# Short task
Extract, from the records beneath this instruction, each line that contains the word "Aligned".
— START —
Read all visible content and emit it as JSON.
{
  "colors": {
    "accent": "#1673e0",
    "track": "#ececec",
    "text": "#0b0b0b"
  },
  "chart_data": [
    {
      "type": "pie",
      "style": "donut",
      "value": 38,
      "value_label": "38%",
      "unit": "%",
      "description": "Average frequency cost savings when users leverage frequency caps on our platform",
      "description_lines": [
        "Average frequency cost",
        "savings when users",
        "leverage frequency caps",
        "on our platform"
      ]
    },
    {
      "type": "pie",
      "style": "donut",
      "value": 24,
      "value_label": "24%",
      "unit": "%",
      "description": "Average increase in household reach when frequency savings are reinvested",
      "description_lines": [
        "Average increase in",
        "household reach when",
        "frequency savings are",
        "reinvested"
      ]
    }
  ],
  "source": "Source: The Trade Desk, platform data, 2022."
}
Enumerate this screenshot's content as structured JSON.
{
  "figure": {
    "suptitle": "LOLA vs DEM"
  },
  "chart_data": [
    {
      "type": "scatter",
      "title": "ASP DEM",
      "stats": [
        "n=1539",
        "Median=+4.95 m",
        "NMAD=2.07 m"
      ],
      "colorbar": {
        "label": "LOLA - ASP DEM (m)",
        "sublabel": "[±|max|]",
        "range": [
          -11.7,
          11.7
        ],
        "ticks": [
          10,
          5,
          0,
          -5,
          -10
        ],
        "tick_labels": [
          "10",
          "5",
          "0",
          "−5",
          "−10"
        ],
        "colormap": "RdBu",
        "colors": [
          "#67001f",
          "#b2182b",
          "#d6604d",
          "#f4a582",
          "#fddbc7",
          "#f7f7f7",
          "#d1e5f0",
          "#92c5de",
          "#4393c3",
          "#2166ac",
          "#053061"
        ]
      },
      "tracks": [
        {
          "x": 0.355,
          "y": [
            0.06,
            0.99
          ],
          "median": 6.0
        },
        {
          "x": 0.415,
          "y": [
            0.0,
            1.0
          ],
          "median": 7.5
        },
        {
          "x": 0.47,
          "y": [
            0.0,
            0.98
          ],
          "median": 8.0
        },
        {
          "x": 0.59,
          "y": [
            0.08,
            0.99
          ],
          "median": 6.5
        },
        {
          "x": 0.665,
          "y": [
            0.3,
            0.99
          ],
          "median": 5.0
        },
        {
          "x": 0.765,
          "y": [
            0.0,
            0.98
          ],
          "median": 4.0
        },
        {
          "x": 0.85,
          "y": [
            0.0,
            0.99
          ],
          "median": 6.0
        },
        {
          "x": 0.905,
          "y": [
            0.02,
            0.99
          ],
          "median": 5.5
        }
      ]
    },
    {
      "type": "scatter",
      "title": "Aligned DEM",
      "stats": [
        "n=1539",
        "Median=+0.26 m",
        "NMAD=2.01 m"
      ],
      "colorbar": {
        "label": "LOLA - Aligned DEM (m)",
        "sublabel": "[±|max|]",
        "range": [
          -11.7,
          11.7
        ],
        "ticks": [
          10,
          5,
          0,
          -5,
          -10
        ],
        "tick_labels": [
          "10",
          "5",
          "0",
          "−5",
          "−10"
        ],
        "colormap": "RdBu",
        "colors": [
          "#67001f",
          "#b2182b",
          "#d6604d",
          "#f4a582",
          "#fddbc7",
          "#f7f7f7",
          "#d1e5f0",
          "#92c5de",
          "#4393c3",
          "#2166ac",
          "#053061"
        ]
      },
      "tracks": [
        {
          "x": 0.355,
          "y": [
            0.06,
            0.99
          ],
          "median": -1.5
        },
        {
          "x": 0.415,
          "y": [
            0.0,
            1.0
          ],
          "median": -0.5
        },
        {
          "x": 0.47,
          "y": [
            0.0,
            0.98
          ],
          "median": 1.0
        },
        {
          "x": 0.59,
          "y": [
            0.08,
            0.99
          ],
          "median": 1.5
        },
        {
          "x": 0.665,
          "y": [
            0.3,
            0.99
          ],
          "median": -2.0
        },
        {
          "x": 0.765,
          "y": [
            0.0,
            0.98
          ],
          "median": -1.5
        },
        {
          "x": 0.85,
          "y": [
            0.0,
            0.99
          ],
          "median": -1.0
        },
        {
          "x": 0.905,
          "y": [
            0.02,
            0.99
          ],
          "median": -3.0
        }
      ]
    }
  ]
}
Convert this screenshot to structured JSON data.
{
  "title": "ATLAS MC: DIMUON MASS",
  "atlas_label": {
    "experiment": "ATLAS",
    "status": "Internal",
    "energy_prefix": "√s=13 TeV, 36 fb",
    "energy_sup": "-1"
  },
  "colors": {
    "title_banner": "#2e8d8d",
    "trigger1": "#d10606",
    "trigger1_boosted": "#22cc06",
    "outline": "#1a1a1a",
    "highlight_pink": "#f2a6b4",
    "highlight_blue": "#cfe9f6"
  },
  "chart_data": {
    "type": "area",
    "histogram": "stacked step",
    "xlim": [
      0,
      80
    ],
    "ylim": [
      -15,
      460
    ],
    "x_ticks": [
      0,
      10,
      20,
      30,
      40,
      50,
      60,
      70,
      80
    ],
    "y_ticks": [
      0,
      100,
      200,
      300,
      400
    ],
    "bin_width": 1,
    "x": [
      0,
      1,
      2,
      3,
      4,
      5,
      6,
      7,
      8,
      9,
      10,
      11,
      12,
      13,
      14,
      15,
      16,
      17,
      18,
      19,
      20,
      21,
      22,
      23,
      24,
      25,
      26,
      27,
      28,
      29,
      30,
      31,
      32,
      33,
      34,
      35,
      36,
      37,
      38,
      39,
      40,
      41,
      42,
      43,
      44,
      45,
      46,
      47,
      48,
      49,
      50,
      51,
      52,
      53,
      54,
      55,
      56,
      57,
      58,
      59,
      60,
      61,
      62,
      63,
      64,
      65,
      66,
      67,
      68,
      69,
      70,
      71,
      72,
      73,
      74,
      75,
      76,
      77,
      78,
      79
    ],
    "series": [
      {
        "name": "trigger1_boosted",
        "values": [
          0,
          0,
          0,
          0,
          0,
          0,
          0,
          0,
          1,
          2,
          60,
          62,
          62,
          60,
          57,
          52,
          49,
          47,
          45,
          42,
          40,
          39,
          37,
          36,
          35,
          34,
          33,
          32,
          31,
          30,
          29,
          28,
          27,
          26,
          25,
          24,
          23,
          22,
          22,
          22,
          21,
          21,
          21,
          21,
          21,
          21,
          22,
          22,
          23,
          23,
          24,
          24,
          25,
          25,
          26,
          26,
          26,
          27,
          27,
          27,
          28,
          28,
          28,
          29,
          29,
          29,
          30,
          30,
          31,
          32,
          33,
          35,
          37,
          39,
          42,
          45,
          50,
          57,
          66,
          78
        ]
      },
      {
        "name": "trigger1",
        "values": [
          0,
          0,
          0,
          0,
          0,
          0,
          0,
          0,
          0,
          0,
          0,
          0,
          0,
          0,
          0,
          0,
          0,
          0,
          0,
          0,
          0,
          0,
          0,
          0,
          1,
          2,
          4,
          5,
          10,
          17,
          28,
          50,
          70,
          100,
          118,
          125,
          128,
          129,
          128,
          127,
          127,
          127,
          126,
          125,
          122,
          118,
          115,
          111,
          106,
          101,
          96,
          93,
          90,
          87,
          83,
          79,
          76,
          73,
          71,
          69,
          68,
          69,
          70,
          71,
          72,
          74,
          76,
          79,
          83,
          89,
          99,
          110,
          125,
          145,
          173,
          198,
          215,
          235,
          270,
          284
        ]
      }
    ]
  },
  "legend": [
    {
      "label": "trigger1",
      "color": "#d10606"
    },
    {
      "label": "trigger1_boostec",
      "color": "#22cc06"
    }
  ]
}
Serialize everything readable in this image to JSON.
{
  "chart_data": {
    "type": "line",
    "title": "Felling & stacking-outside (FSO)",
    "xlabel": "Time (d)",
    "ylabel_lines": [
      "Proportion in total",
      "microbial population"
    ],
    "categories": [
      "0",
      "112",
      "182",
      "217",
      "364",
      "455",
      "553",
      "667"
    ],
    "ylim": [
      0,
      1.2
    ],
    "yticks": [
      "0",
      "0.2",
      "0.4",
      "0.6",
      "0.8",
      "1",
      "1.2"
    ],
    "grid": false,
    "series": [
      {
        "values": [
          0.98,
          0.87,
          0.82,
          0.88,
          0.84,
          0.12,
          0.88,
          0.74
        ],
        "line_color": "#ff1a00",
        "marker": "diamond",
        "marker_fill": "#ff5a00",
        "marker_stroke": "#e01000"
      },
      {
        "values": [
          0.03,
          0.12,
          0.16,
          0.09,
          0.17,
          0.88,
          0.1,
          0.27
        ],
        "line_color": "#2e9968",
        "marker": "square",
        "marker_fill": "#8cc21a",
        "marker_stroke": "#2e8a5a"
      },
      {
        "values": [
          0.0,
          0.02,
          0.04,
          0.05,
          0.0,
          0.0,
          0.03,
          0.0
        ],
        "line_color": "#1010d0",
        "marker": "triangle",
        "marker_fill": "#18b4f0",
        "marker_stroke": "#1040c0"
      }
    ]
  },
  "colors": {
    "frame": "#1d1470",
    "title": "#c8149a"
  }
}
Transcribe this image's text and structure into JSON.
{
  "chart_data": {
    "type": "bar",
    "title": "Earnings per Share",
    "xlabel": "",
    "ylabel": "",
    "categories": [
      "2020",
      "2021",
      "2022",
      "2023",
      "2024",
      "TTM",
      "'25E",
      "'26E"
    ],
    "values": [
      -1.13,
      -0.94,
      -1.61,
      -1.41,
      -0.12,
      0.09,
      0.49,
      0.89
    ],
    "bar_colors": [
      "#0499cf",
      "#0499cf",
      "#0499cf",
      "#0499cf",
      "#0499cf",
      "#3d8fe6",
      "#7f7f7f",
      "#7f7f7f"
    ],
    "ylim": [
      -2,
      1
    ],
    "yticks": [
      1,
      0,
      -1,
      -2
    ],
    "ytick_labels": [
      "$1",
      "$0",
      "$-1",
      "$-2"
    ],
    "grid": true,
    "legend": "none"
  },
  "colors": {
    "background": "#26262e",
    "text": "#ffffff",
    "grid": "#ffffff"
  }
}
— END —
# The result
      "title": "Aligned DEM",
        "label": "LOLA - Aligned DEM (m)",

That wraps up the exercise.